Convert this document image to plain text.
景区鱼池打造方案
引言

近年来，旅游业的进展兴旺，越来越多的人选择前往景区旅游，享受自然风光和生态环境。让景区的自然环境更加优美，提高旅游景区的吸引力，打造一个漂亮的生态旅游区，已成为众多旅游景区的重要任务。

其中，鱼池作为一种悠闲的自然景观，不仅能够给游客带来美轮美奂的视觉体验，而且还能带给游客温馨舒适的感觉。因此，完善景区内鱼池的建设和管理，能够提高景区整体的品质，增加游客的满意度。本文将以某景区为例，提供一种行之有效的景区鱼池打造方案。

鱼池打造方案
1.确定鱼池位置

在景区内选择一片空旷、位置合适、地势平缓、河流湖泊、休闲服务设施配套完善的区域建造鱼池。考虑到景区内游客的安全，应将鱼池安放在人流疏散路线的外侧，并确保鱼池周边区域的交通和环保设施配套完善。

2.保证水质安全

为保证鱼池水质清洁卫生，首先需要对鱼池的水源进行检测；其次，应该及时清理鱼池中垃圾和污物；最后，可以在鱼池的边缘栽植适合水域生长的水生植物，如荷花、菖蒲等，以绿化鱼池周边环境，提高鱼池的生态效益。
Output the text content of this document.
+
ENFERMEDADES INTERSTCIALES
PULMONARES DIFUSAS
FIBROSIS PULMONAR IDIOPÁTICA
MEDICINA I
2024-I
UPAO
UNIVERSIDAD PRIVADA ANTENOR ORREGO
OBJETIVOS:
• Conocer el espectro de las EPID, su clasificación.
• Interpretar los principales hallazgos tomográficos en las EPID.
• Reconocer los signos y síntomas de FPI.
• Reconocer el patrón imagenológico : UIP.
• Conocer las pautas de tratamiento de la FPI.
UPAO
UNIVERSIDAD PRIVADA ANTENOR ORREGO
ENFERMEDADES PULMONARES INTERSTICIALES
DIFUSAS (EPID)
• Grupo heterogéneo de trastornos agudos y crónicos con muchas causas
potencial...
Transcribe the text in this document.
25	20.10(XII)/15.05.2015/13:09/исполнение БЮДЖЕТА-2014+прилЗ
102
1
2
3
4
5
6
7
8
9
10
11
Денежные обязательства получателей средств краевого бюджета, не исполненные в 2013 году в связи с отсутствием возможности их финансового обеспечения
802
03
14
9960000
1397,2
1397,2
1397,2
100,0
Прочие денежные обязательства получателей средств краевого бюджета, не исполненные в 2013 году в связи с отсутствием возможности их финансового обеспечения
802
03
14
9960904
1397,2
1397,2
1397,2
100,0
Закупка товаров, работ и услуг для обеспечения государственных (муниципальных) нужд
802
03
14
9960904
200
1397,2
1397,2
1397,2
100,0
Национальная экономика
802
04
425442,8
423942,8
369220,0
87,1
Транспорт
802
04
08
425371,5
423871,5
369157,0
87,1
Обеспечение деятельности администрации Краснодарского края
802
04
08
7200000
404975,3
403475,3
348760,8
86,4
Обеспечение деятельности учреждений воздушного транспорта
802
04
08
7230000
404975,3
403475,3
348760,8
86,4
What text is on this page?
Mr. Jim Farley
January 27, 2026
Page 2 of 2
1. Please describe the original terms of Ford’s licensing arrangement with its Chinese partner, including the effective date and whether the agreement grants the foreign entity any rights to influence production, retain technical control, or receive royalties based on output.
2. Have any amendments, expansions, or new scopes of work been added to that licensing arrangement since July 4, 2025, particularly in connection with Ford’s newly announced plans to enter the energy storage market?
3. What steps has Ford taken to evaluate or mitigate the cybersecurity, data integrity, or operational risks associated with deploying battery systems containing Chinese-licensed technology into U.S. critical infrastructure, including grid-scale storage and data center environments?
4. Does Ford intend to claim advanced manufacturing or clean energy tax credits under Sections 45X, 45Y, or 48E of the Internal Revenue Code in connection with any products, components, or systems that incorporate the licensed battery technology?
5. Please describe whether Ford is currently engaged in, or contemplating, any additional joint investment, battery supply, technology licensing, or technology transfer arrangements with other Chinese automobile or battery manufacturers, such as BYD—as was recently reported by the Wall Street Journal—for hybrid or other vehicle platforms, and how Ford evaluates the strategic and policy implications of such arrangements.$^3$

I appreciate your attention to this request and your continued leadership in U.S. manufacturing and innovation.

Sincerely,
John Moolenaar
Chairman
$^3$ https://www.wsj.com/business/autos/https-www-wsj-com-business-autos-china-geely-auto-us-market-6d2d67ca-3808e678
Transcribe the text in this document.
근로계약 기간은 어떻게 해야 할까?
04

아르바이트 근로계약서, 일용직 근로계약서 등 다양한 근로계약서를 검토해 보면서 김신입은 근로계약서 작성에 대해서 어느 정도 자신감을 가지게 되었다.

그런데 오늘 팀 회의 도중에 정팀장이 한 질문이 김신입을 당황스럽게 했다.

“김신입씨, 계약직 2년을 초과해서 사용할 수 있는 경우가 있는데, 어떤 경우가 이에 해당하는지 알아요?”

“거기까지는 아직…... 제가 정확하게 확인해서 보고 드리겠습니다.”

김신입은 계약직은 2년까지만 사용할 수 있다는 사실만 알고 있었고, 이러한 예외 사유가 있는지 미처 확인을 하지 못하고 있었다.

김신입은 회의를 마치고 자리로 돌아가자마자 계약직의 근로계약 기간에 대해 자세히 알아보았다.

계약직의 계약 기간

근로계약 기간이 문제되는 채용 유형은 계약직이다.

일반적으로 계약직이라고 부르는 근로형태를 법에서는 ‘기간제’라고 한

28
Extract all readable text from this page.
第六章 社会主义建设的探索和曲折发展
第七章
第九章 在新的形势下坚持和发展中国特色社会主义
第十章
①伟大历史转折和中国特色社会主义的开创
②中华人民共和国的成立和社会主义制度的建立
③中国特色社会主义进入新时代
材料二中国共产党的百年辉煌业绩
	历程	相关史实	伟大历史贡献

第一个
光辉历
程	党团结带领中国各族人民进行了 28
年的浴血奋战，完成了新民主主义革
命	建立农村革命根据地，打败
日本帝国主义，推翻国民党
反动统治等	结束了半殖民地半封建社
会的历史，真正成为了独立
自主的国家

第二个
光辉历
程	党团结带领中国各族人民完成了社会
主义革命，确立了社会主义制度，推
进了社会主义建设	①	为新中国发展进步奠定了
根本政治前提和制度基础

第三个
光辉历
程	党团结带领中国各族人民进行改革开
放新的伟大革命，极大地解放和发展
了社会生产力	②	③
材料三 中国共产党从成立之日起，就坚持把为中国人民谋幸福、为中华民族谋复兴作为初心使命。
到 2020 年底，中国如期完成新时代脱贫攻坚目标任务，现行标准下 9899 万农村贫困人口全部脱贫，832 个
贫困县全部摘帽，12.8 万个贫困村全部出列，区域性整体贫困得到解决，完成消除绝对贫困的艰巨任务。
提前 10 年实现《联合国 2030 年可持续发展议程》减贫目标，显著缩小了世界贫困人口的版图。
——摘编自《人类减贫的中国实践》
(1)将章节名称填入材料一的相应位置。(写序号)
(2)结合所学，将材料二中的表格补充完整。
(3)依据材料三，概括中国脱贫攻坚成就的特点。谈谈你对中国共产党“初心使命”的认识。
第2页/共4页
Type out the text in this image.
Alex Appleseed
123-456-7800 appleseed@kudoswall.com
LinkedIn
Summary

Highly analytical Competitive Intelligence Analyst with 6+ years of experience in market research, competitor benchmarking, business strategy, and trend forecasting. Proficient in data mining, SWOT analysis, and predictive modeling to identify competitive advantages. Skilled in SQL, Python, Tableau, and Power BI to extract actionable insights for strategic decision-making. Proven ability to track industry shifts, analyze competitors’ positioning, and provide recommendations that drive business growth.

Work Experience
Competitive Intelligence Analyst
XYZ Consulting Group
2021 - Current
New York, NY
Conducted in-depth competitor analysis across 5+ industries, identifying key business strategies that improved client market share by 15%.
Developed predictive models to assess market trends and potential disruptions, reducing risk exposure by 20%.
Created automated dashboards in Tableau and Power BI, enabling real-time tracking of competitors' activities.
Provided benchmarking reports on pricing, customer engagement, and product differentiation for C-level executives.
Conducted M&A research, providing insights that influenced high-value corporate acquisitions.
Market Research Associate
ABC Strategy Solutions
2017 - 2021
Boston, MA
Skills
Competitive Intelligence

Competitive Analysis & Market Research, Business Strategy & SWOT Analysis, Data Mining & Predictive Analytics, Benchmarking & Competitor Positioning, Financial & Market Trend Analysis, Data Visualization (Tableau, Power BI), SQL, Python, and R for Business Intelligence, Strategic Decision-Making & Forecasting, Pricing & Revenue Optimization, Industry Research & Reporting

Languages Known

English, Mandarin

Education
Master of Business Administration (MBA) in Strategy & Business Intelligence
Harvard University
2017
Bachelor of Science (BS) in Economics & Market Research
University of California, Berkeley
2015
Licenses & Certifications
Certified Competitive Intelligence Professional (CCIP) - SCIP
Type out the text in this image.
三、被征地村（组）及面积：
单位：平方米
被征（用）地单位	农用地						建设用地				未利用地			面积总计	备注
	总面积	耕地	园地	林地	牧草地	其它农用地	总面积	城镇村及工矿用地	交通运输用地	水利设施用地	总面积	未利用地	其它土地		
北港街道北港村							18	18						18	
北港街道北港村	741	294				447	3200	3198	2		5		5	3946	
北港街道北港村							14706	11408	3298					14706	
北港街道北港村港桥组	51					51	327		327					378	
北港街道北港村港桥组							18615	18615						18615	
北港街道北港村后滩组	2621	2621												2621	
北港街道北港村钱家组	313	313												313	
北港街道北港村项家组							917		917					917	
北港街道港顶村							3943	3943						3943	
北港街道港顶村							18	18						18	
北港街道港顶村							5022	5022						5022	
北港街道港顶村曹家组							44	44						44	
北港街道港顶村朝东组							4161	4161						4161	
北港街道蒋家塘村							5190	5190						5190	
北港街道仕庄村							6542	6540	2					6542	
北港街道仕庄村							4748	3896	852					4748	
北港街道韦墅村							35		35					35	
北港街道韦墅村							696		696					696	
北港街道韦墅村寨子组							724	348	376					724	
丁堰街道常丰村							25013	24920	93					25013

▶ Exercise: Identify the lines in the entries above that contain "김신입은", then copy them out.

▶ Full solution:
아르바이트 근로계약서, 일용직 근로계약서 등 다양한 근로계약서를 검토해 보면서 김신입은 근로계약서 작성에 대해서 어느 정도 자신감을 가지게 되었다.
김신입은 계약직은 2년까지만 사용할 수 있다는 사실만 알고 있었고, 이러한 예외 사유가 있는지 미처 확인을 하지 못하고 있었다.
김신입은 회의를 마치고 자리로 돌아가자마자 계약직의 근로계약 기간에 대해 자세히 알아보았다.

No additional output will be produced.